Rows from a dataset
::::

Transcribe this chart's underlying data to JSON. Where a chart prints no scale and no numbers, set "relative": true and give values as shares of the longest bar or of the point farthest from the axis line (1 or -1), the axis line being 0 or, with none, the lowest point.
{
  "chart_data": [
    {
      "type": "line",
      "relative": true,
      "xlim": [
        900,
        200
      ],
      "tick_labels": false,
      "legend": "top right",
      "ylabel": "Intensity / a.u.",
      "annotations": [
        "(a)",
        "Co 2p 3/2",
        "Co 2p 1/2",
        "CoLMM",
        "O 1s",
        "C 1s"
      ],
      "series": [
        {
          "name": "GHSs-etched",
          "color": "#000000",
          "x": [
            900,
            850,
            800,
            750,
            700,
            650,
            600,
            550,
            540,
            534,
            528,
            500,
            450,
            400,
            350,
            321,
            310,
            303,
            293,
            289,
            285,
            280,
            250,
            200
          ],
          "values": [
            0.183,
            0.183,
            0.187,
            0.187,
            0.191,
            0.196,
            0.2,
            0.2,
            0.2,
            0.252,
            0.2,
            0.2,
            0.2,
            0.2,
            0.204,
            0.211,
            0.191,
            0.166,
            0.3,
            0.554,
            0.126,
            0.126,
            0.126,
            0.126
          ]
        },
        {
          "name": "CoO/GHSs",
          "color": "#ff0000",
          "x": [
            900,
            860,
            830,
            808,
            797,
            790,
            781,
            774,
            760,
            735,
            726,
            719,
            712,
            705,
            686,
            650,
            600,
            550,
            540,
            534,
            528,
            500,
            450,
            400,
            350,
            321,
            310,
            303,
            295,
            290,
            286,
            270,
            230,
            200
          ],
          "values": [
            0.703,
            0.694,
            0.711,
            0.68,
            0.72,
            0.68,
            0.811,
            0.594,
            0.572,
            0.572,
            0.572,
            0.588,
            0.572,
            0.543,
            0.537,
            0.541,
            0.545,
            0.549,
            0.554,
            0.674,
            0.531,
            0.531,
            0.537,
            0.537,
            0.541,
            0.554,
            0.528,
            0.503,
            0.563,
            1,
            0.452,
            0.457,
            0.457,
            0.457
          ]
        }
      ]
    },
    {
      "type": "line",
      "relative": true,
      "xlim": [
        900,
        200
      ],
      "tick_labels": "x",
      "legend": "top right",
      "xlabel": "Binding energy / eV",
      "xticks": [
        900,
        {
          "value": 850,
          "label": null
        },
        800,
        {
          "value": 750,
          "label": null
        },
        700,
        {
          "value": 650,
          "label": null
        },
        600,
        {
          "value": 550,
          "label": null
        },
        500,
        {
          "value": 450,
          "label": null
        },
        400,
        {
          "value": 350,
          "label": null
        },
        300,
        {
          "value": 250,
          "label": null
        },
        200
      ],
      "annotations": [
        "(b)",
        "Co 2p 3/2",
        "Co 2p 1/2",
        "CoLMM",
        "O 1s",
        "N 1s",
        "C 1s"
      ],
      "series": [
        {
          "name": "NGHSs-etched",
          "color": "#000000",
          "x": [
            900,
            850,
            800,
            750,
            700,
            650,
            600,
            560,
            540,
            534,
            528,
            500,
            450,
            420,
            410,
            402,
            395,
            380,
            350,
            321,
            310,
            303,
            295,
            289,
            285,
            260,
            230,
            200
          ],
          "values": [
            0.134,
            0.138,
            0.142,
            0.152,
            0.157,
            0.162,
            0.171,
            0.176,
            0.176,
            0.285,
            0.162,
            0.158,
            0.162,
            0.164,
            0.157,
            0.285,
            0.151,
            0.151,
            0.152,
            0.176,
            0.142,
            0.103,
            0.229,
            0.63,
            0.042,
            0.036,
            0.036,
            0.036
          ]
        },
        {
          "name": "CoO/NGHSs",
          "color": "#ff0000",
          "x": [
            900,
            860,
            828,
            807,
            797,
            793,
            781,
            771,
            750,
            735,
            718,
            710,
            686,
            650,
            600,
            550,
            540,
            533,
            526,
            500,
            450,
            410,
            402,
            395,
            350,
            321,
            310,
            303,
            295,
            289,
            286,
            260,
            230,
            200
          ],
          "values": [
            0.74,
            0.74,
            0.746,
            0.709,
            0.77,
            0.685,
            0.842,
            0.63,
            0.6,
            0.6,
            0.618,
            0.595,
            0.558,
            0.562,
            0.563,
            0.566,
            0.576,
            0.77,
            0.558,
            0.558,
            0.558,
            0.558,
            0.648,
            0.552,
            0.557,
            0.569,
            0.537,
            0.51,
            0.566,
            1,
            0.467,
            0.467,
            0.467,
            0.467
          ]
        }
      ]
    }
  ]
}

::::

→ REQUIRED WORK: Your task is to retype all the records above with nothing left out.

→ RESULT:
Transcribe this chart's underlying data to JSON. Where a chart prints no scale and no numbers, set "relative": true and give values as shares of the longest bar or of the point farthest from the axis line (1 or -1), the axis line being 0 or, with none, the lowest point.
{
  "chart_data": [
    {
      "type": "line",
      "relative": true,
      "xlim": [
        900,
        200
      ],
      "tick_labels": false,
      "legend": "top right",
      "ylabel": "Intensity / a.u.",
      "annotations": [
        "(a)",
        "Co 2p 3/2",
        "Co 2p 1/2",
        "CoLMM",
        "O 1s",
        "C 1s"
      ],
      "series": [
        {
          "name": "GHSs-etched",
          "color": "#000000",
          "x": [
            900,
            850,
            800,
            750,
            700,
            650,
            600,
            550,
            540,
            534,
            528,
            500,
            450,
            400,
            350,
            321,
            310,
            303,
            293,
            289,
            285,
            280,
            250,
            200
          ],
          "values": [
            0.183,
            0.183,
            0.187,
            0.187,
            0.191,
            0.196,
            0.2,
            0.2,
            0.2,
            0.252,
            0.2,
            0.2,
            0.2,
            0.2,
            0.204,
            0.211,
            0.191,
            0.166,
            0.3,
            0.554,
            0.126,
            0.126,
            0.126,
            0.126
          ]
        },
        {
          "name": "CoO/GHSs",
          "color": "#ff0000",
          "x": [
            900,
            860,
            830,
            808,
            797,
            790,
            781,
            774,
            760,
            735,
            726,
            719,
            712,
            705,
            686,
            650,
            600,
            550,
            540,
            534,
            528,
            500,
            450,
            400,
            350,
            321,
            310,
            303,
            295,
            290,
            286,
            270,
            230,
            200
          ],
          "values": [
            0.703,
            0.694,
            0.711,
            0.68,
            0.72,
            0.68,
            0.811,
            0.594,
            0.572,
            0.572,
            0.572,
            0.588,
            0.572,
            0.543,
            0.537,
            0.541,
            0.545,
            0.549,
            0.554,
            0.674,
            0.531,
            0.531,
            0.537,
            0.537,
            0.541,
            0.554,
            0.528,
            0.503,
            0.563,
            1,
            0.452,
            0.457,
            0.457,
            0.457
          ]
        }
      ]
    },
    {
      "type": "line",
      "relative": true,
      "xlim": [
        900,
        200
      ],
      "tick_labels": "x",
      "legend": "top right",
      "xlabel": "Binding energy / eV",
      "xticks": [
        900,
        {
          "value": 850,
          "label": null
        },
        800,
        {
          "value": 750,
          "label": null
        },
        700,
        {
          "value": 650,
          "label": null
        },
        600,
        {
          "value": 550,
          "label": null
        },
        500,
        {
          "value": 450,
          "label": null
        },
        400,
        {
          "value": 350,
          "label": null
        },
        300,
        {
          "value": 250,
          "label": null
        },
        200
      ],
      "annotations": [
        "(b)",
        "Co 2p 3/2",
        "Co 2p 1/2",
        "CoLMM",
        "O 1s",
        "N 1s",
        "C 1s"
      ],
      "series": [
        {
          "name": "NGHSs-etched",
          "color": "#000000",
          "x": [
            900,
            850,
            800,
            750,
            700,
            650,
            600,
            560,
            540,
            534,
            528,
            500,
            450,
            420,
            410,
            402,
            395,
            380,
            350,
            321,
            310,
            303,
            295,
            289,
            285,
            260,
            230,
            200
          ],
          "values": [
            0.134,
            0.138,
            0.142,
            0.152,
            0.157,
            0.162,
            0.171,
            0.176,
            0.176,
            0.285,
            0.162,
            0.158,
            0.162,
            0.164,
            0.157,
            0.285,
            0.151,
            0.151,
            0.152,
            0.176,
            0.142,
            0.103,
            0.229,
            0.63,
            0.042,
            0.036,
            0.036,
            0.036
          ]
        },
        {
          "name": "CoO/NGHSs",
          "color": "#ff0000",
          "x": [
            900,
            860,
            828,
            807,
            797,
            793,
            781,
            771,
            750,
            735,
            718,
            710,
            686,
            650,
            600,
            550,
            540,
            533,
            526,
            500,
            450,
            410,
            402,
            395,
            350,
            321,
            310,
            303,
            295,
            289,
            286,
            260,
            230,
            200
          ],
          "values": [
            0.74,
            0.74,
            0.746,
            0.709,
            0.77,
            0.685,
            0.842,
            0.63,
            0.6,
            0.6,
            0.618,
            0.595,
            0.558,
            0.562,
            0.563,
            0.566,
            0.576,
            0.77,
            0.558,
            0.558,
            0.558,
            0.558,
            0.648,
            0.552,
            0.557,
            0.569,
            0.537,
            0.51,
            0.566,
            1,
            0.467,
            0.467,
            0.467,
            0.467
          ]
        }
      ]
    }
  ]
}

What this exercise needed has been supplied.